-- Begin Record extracts --

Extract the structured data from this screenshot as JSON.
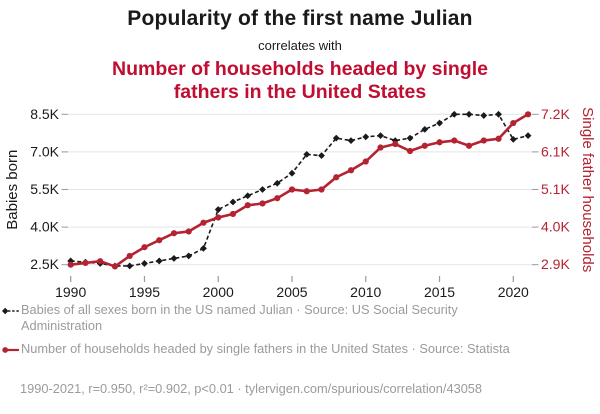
{
  "header": {
    "title": "Popularity of the first name Julian",
    "connector": "correlates with",
    "subtitle": "Number of households headed by single fathers in the United States"
  },
  "chart_data": {
    "type": "line",
    "x": [
      1990,
      1991,
      1992,
      1993,
      1994,
      1995,
      1996,
      1997,
      1998,
      1999,
      2000,
      2001,
      2002,
      2003,
      2004,
      2005,
      2006,
      2007,
      2008,
      2009,
      2010,
      2011,
      2012,
      2013,
      2014,
      2015,
      2016,
      2017,
      2018,
      2019,
      2020,
      2021
    ],
    "x_ticks": [
      1990,
      1995,
      2000,
      2005,
      2010,
      2015,
      2020
    ],
    "x_tick_labels": [
      "1990",
      "1995",
      "2000",
      "2005",
      "2010",
      "2015",
      "2020"
    ],
    "left_axis": {
      "label": "Babies born",
      "tick_labels_top_to_bottom": [
        "8.5K",
        "7.0K",
        "5.5K",
        "4.0K",
        "2.5K"
      ],
      "tick_values_top_to_bottom": [
        8500,
        7000,
        5500,
        4000,
        2500
      ],
      "range": [
        2500,
        8500
      ]
    },
    "right_axis": {
      "label": "Single father households",
      "tick_labels_top_to_bottom": [
        "7.2K",
        "6.1K",
        "5.1K",
        "4.0K",
        "2.9K"
      ],
      "tick_values_top_to_bottom": [
        7.2,
        6.1,
        5.1,
        4.0,
        2.9
      ],
      "range": [
        2.9,
        7.2
      ]
    },
    "grid": true,
    "legend_position": "below",
    "series": [
      {
        "name": "Babies of all sexes born in the US named Julian",
        "axis": "left",
        "style": "dashed-diamond",
        "values": [
          2650,
          2600,
          2550,
          2450,
          2450,
          2550,
          2650,
          2750,
          2850,
          3150,
          4700,
          5000,
          5250,
          5500,
          5750,
          6150,
          6900,
          6850,
          7550,
          7450,
          7600,
          7650,
          7450,
          7550,
          7900,
          8150,
          8500,
          8500,
          8450,
          8500,
          7500,
          7650
        ]
      },
      {
        "name": "Number of households headed by single fathers in the United States",
        "axis": "right",
        "style": "solid-circle",
        "values": [
          2.9,
          2.95,
          3.0,
          2.85,
          3.15,
          3.4,
          3.6,
          3.8,
          3.85,
          4.1,
          4.25,
          4.35,
          4.6,
          4.65,
          4.8,
          5.05,
          5.0,
          5.05,
          5.4,
          5.6,
          5.85,
          6.25,
          6.35,
          6.15,
          6.3,
          6.4,
          6.45,
          6.3,
          6.45,
          6.5,
          6.95,
          7.2
        ]
      }
    ]
  },
  "legend": {
    "items": [
      {
        "marker": "black-diamond-dashed",
        "label": "Babies of all sexes born in the US named Julian · Source: US Social Security Administration"
      },
      {
        "marker": "red-circle-solid",
        "label": "Number of households headed by single fathers in the United States · Source: Statista"
      }
    ]
  },
  "footer": {
    "stats": "1990-2021, r=0.950, r²=0.902, p<0.01 · tylervigen.com/spurious/correlation/43058"
  },
  "colors": {
    "ink": "#1a1a1a",
    "heading_red": "#c00d31",
    "series_black": "#1a1a1a",
    "series_red": "#b42331",
    "gray_text": "#9b9b9b",
    "grid": "#e4e4e4",
    "tick": "#999999"
  }
}
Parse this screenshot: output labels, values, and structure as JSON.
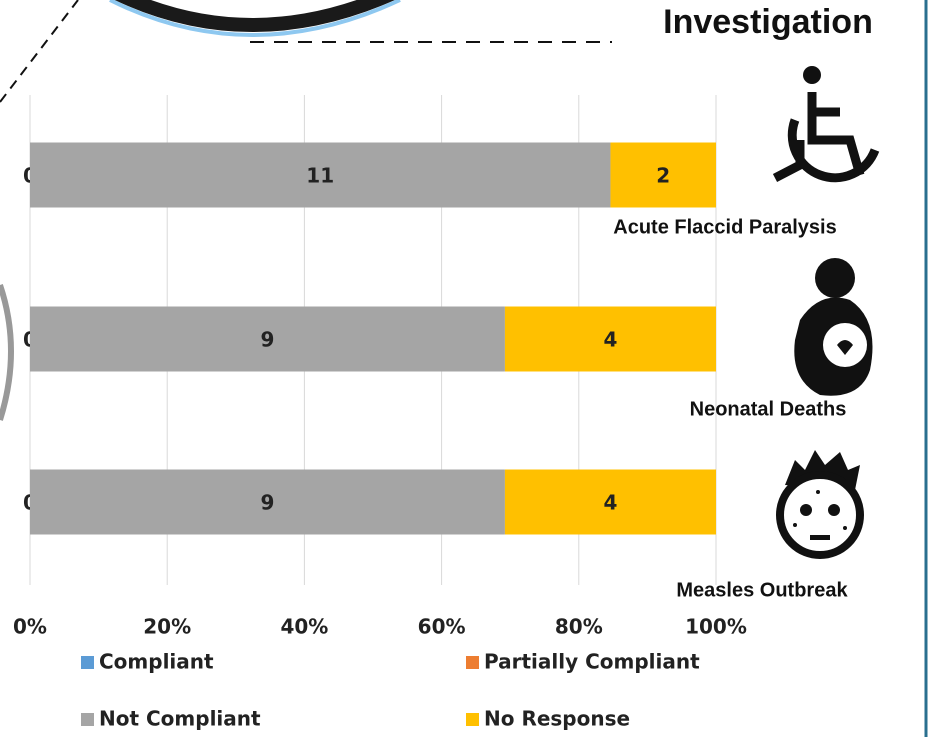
{
  "chart_data": {
    "type": "stacked_bar_100",
    "title": "Investigation",
    "categories": [
      "Acute Flaccid Paralysis",
      "Neonatal Deaths",
      "Measles Outbreak"
    ],
    "series": [
      {
        "name": "Compliant",
        "color": "#5b9bd5",
        "values": [
          0,
          0,
          0
        ]
      },
      {
        "name": "Partially Compliant",
        "color": "#ed7d31",
        "values": [
          0,
          0,
          0
        ],
        "show_labels": false
      },
      {
        "name": "Not Compliant",
        "color": "#a5a5a5",
        "values": [
          11,
          9,
          9
        ]
      },
      {
        "name": "No Response",
        "color": "#ffc000",
        "values": [
          2,
          4,
          4
        ]
      }
    ],
    "xlim": [
      0,
      100
    ],
    "xticks": [
      {
        "value": 0,
        "label": "0%"
      },
      {
        "value": 20,
        "label": "20%"
      },
      {
        "value": 40,
        "label": "40%"
      },
      {
        "value": 60,
        "label": "60%"
      },
      {
        "value": 80,
        "label": "80%"
      },
      {
        "value": 100,
        "label": "100%"
      }
    ],
    "grid": true
  }
}
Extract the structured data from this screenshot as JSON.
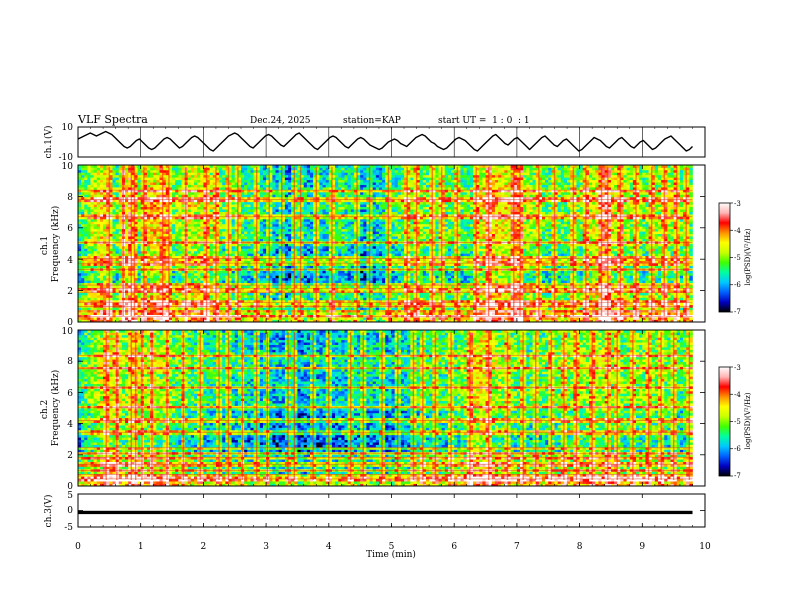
{
  "header": {
    "title": "VLF Spectra",
    "date": "Dec.24, 2025",
    "station": "station=KAP",
    "start": "start UT =  1 : 0  : 1"
  },
  "chart_data": [
    {
      "id": "ch1_waveform",
      "type": "line",
      "ylabel": "ch.1(V)",
      "ylim": [
        -10,
        10
      ],
      "yticks": [
        "10",
        "-10"
      ],
      "xlim": [
        0,
        10
      ],
      "series": [
        {
          "name": "ch.1 voltage",
          "x_start": 0,
          "x_end": 9.8,
          "values": [
            2,
            3,
            4,
            5,
            6,
            5,
            4,
            5,
            6,
            7,
            6,
            5,
            3,
            1,
            -1,
            -3,
            -4,
            -3,
            -1,
            1,
            2,
            0,
            -2,
            -4,
            -5,
            -4,
            -2,
            0,
            2,
            3,
            2,
            0,
            -2,
            -4,
            -3,
            -1,
            1,
            3,
            4,
            3,
            1,
            -1,
            -3,
            -5,
            -6,
            -4,
            -2,
            0,
            2,
            4,
            5,
            6,
            5,
            3,
            1,
            -1,
            -3,
            -4,
            -2,
            0,
            2,
            4,
            5,
            4,
            2,
            0,
            -2,
            -3,
            -1,
            1,
            3,
            5,
            6,
            4,
            2,
            0,
            -2,
            -4,
            -5,
            -3,
            -1,
            1,
            3,
            4,
            3,
            1,
            -1,
            -3,
            -4,
            -2,
            0,
            2,
            3,
            2,
            0,
            -2,
            -3,
            -4,
            -5,
            -4,
            -2,
            0,
            1,
            2,
            1,
            -1,
            -2,
            -3,
            -1,
            1,
            3,
            4,
            5,
            4,
            2,
            0,
            -1,
            -3,
            -4,
            -5,
            -4,
            -2,
            0,
            2,
            3,
            2,
            1,
            -1,
            -3,
            -5,
            -6,
            -4,
            -2,
            0,
            2,
            4,
            5,
            3,
            1,
            -1,
            -2,
            0,
            2,
            3,
            1,
            -1,
            -3,
            -5,
            -3,
            -1,
            1,
            3,
            4,
            2,
            0,
            -2,
            -3,
            -1,
            1,
            2,
            0,
            -2,
            -4,
            -6,
            -5,
            -3,
            -1,
            1,
            3,
            2,
            1,
            -1,
            -3,
            -4,
            -2,
            0,
            2,
            3,
            1,
            -1,
            -3,
            -4,
            -2,
            0,
            1,
            -1,
            -3,
            -5,
            -4,
            -2,
            0,
            2,
            3,
            4,
            2,
            0,
            -2,
            -4,
            -6,
            -5,
            -3
          ]
        }
      ]
    },
    {
      "id": "ch1_spectrogram",
      "type": "heatmap",
      "ylabel": "ch.1\nFrequency (kHz)",
      "xlim": [
        0,
        10
      ],
      "ylim": [
        0,
        10
      ],
      "yticks": [
        "0",
        "2",
        "4",
        "6",
        "8",
        "10"
      ],
      "colorbar": {
        "label": "log(PSD)(V²/Hz)",
        "range": [
          -7,
          -3
        ],
        "ticks": [
          "-3",
          "-4",
          "-5",
          "-6",
          "-7"
        ]
      },
      "data_end_min": 9.8,
      "level_profile": [
        [
          0,
          -5.8
        ],
        [
          0.2,
          -5.0
        ],
        [
          0.4,
          -4.6
        ],
        [
          0.6,
          -5.5
        ],
        [
          0.8,
          -4.7
        ],
        [
          1.0,
          -5.4
        ],
        [
          1.2,
          -4.5
        ],
        [
          1.5,
          -5.3
        ],
        [
          1.8,
          -4.9
        ],
        [
          2.0,
          -4.8
        ],
        [
          2.3,
          -5.4
        ],
        [
          2.8,
          -5.6
        ],
        [
          3.0,
          -5.9
        ],
        [
          3.3,
          -6.2
        ],
        [
          3.6,
          -6.0
        ],
        [
          3.9,
          -5.8
        ],
        [
          4.2,
          -5.5
        ],
        [
          4.6,
          -6.2
        ],
        [
          4.9,
          -5.8
        ],
        [
          5.3,
          -5.2
        ],
        [
          5.8,
          -5.4
        ],
        [
          6.2,
          -5.5
        ],
        [
          6.6,
          -4.4
        ],
        [
          7.0,
          -4.8
        ],
        [
          7.5,
          -5.5
        ],
        [
          8.0,
          -5.3
        ],
        [
          8.4,
          -4.5
        ],
        [
          8.7,
          -5.0
        ],
        [
          9.0,
          -5.3
        ],
        [
          9.4,
          -5.0
        ],
        [
          9.7,
          -5.4
        ],
        [
          10.0,
          -5.3
        ]
      ],
      "transient_minutes": [
        0.5,
        0.72,
        0.85,
        0.9,
        1.05,
        1.35,
        1.45,
        1.72,
        2.05,
        2.2,
        2.4,
        2.55,
        2.85,
        3.05,
        3.25,
        3.45,
        3.55,
        3.8,
        4.05,
        4.45,
        4.65,
        4.95,
        5.25,
        5.4,
        5.65,
        5.8,
        6.05,
        6.35,
        6.55,
        6.95,
        7.05,
        7.35,
        7.6,
        7.9,
        8.1,
        8.35,
        8.45,
        8.65,
        8.9,
        9.15,
        9.35,
        9.55,
        9.7
      ],
      "line_frequencies_khz": [
        0.35,
        0.7,
        1.0,
        1.25,
        1.9,
        2.15,
        2.35,
        3.35,
        3.75,
        4.05,
        5.05,
        6.7,
        7.8,
        8.4
      ]
    },
    {
      "id": "ch2_spectrogram",
      "type": "heatmap",
      "ylabel": "ch.2\nFrequency (kHz)",
      "xlim": [
        0,
        10
      ],
      "ylim": [
        0,
        10
      ],
      "yticks": [
        "0",
        "2",
        "4",
        "6",
        "8",
        "10"
      ],
      "colorbar": {
        "label": "log(PSD)(V²/Hz)",
        "range": [
          -7,
          -3
        ],
        "ticks": [
          "-3",
          "-4",
          "-5",
          "-6",
          "-7"
        ]
      },
      "data_end_min": 9.8,
      "level_profile": [
        [
          0,
          -5.8
        ],
        [
          0.2,
          -5.2
        ],
        [
          0.5,
          -4.7
        ],
        [
          0.8,
          -5.2
        ],
        [
          1.1,
          -5.0
        ],
        [
          1.6,
          -5.4
        ],
        [
          2.0,
          -5.6
        ],
        [
          2.5,
          -5.8
        ],
        [
          3.0,
          -6.0
        ],
        [
          3.5,
          -6.2
        ],
        [
          4.0,
          -6.0
        ],
        [
          4.5,
          -5.8
        ],
        [
          5.0,
          -6.0
        ],
        [
          5.5,
          -5.6
        ],
        [
          6.0,
          -5.5
        ],
        [
          6.4,
          -4.6
        ],
        [
          6.8,
          -5.2
        ],
        [
          7.2,
          -5.5
        ],
        [
          7.7,
          -5.3
        ],
        [
          8.3,
          -5.0
        ],
        [
          8.7,
          -5.3
        ],
        [
          9.2,
          -5.2
        ],
        [
          9.6,
          -5.5
        ],
        [
          10.0,
          -5.4
        ]
      ],
      "transient_minutes": [
        0.45,
        0.62,
        0.85,
        0.92,
        1.02,
        1.18,
        1.42,
        1.68,
        1.95,
        2.25,
        2.4,
        2.62,
        2.85,
        3.02,
        3.35,
        3.45,
        3.75,
        4.0,
        4.35,
        4.55,
        4.85,
        5.1,
        5.35,
        5.5,
        5.7,
        5.95,
        6.25,
        6.55,
        6.85,
        7.1,
        7.3,
        7.55,
        7.75,
        7.95,
        8.2,
        8.45,
        8.6,
        8.85,
        9.1,
        9.3,
        9.5,
        9.75
      ],
      "line_frequencies_khz": [
        0.45,
        0.75,
        1.0,
        1.4,
        1.85,
        2.1,
        2.45,
        3.45,
        4.2,
        5.05,
        6.3,
        7.55,
        8.35
      ]
    },
    {
      "id": "ch3_waveform",
      "type": "line",
      "ylabel": "ch.3(V)",
      "ylim": [
        -5,
        5
      ],
      "yticks": [
        "5",
        "0",
        "-5"
      ],
      "xlim": [
        0,
        10
      ],
      "xlabel": "Time (min)",
      "xticks": [
        "0",
        "1",
        "2",
        "3",
        "4",
        "5",
        "6",
        "7",
        "8",
        "9",
        "10"
      ],
      "series": [
        {
          "name": "ch.3 voltage",
          "x_start": 0,
          "x_end": 9.8,
          "mean": -0.6,
          "band": [
            -1.1,
            -0.1
          ]
        }
      ]
    }
  ],
  "colors": {
    "trace": "#000000",
    "colormap": [
      "#000000",
      "#0000c0",
      "#0060ff",
      "#00c8ff",
      "#00ffa0",
      "#40ff00",
      "#c8ff00",
      "#ffff00",
      "#ff9000",
      "#ff0000",
      "#ffb4b4",
      "#ffffff"
    ]
  }
}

-- End Record extracts --

Task: Reproduce every line from the entries that holds the word "diamond".

Worked answer:
        "style": "dashed-diamond",
        "marker": "black-diamond-dashed",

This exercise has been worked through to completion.